YOUR GOAL
Restate all the material verbatim, except for the pictures.

[begin RECORDS FOR THE TASK]

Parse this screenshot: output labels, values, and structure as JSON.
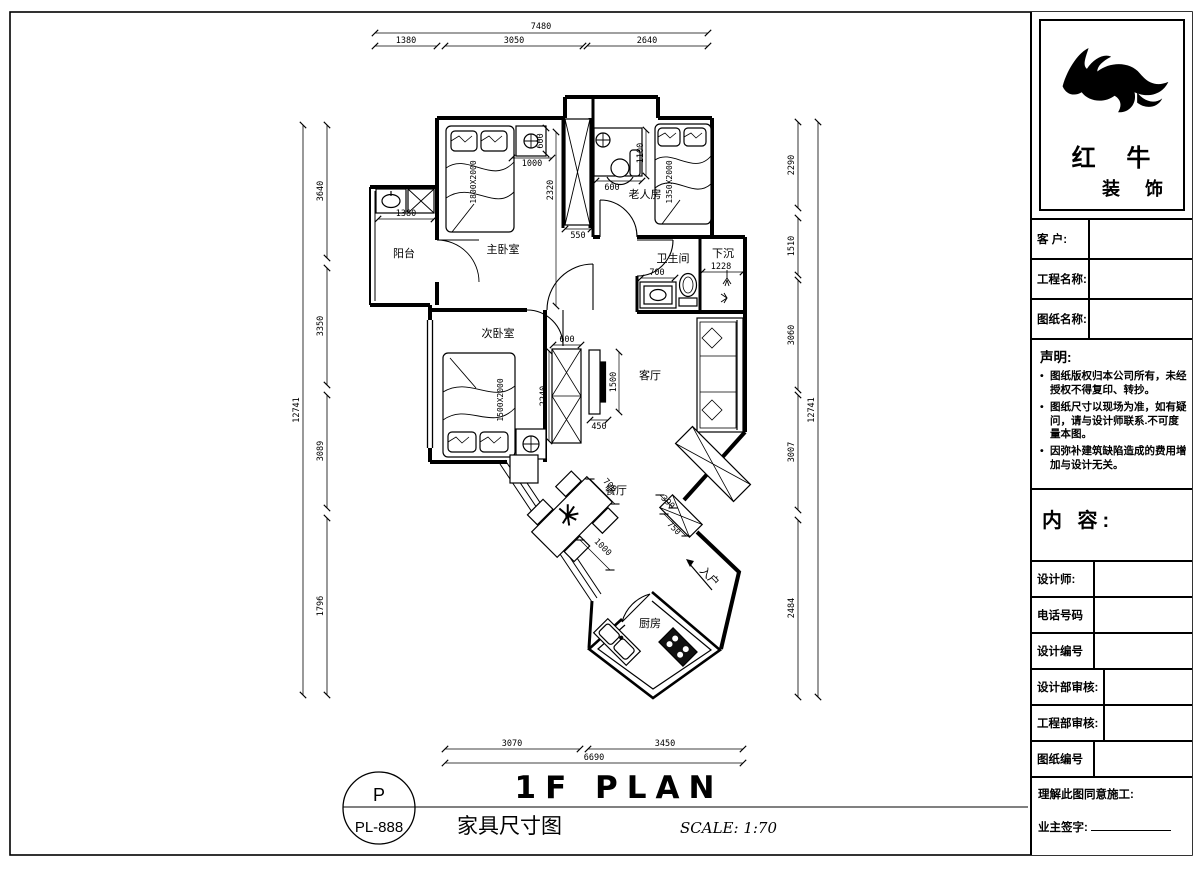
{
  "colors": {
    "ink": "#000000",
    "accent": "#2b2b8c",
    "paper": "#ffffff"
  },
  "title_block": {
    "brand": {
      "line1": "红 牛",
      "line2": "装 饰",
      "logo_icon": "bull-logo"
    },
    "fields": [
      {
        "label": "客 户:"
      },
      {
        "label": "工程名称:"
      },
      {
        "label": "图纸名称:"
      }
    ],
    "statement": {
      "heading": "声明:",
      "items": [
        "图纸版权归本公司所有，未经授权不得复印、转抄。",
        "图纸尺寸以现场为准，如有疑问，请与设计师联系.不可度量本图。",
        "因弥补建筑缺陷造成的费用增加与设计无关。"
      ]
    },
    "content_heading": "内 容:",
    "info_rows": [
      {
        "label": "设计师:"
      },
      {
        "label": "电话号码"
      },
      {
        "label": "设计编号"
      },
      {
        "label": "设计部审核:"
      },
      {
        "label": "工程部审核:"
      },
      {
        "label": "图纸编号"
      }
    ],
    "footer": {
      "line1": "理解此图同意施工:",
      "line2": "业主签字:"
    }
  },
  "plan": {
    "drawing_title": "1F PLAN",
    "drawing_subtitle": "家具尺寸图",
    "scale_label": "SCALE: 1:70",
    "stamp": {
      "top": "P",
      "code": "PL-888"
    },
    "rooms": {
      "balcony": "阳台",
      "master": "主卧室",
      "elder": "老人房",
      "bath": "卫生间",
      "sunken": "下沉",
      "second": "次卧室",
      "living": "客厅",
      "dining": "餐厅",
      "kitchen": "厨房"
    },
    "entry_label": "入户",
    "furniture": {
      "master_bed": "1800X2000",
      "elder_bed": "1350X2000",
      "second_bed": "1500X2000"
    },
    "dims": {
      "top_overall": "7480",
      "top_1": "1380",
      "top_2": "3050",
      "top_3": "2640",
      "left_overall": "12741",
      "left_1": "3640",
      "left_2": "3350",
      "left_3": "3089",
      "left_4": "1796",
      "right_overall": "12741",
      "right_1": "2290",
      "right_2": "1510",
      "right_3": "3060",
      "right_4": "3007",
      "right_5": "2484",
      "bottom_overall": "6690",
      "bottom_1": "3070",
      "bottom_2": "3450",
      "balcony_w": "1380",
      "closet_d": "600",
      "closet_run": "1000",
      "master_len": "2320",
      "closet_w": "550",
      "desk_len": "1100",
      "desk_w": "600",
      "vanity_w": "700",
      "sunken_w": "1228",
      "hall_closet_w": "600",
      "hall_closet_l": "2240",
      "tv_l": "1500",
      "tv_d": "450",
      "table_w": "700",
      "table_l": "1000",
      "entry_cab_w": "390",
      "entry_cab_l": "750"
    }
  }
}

[end RECORDS FOR THE TASK]

RESULT FOR THIS EXERCISE
Parse this screenshot: output labels, values, and structure as JSON.
{
  "colors": {
    "ink": "#000000",
    "accent": "#2b2b8c",
    "paper": "#ffffff"
  },
  "title_block": {
    "brand": {
      "line1": "红 牛",
      "line2": "装 饰",
      "logo_icon": "bull-logo"
    },
    "fields": [
      {
        "label": "客 户:"
      },
      {
        "label": "工程名称:"
      },
      {
        "label": "图纸名称:"
      }
    ],
    "statement": {
      "heading": "声明:",
      "items": [
        "图纸版权归本公司所有，未经授权不得复印、转抄。",
        "图纸尺寸以现场为准，如有疑问，请与设计师联系.不可度量本图。",
        "因弥补建筑缺陷造成的费用增加与设计无关。"
      ]
    },
    "content_heading": "内 容:",
    "info_rows": [
      {
        "label": "设计师:"
      },
      {
        "label": "电话号码"
      },
      {
        "label": "设计编号"
      },
      {
        "label": "设计部审核:"
      },
      {
        "label": "工程部审核:"
      },
      {
        "label": "图纸编号"
      }
    ],
    "footer": {
      "line1": "理解此图同意施工:",
      "line2": "业主签字:"
    }
  },
  "plan": {
    "drawing_title": "1F PLAN",
    "drawing_subtitle": "家具尺寸图",
    "scale_label": "SCALE: 1:70",
    "stamp": {
      "top": "P",
      "code": "PL-888"
    },
    "rooms": {
      "balcony": "阳台",
      "master": "主卧室",
      "elder": "老人房",
      "bath": "卫生间",
      "sunken": "下沉",
      "second": "次卧室",
      "living": "客厅",
      "dining": "餐厅",
      "kitchen": "厨房"
    },
    "entry_label": "入户",
    "furniture": {
      "master_bed": "1800X2000",
      "elder_bed": "1350X2000",
      "second_bed": "1500X2000"
    },
    "dims": {
      "top_overall": "7480",
      "top_1": "1380",
      "top_2": "3050",
      "top_3": "2640",
      "left_overall": "12741",
      "left_1": "3640",
      "left_2": "3350",
      "left_3": "3089",
      "left_4": "1796",
      "right_overall": "12741",
      "right_1": "2290",
      "right_2": "1510",
      "right_3": "3060",
      "right_4": "3007",
      "right_5": "2484",
      "bottom_overall": "6690",
      "bottom_1": "3070",
      "bottom_2": "3450",
      "balcony_w": "1380",
      "closet_d": "600",
      "closet_run": "1000",
      "master_len": "2320",
      "closet_w": "550",
      "desk_len": "1100",
      "desk_w": "600",
      "vanity_w": "700",
      "sunken_w": "1228",
      "hall_closet_w": "600",
      "hall_closet_l": "2240",
      "tv_l": "1500",
      "tv_d": "450",
      "table_w": "700",
      "table_l": "1000",
      "entry_cab_w": "390",
      "entry_cab_l": "750"
    }
  }
}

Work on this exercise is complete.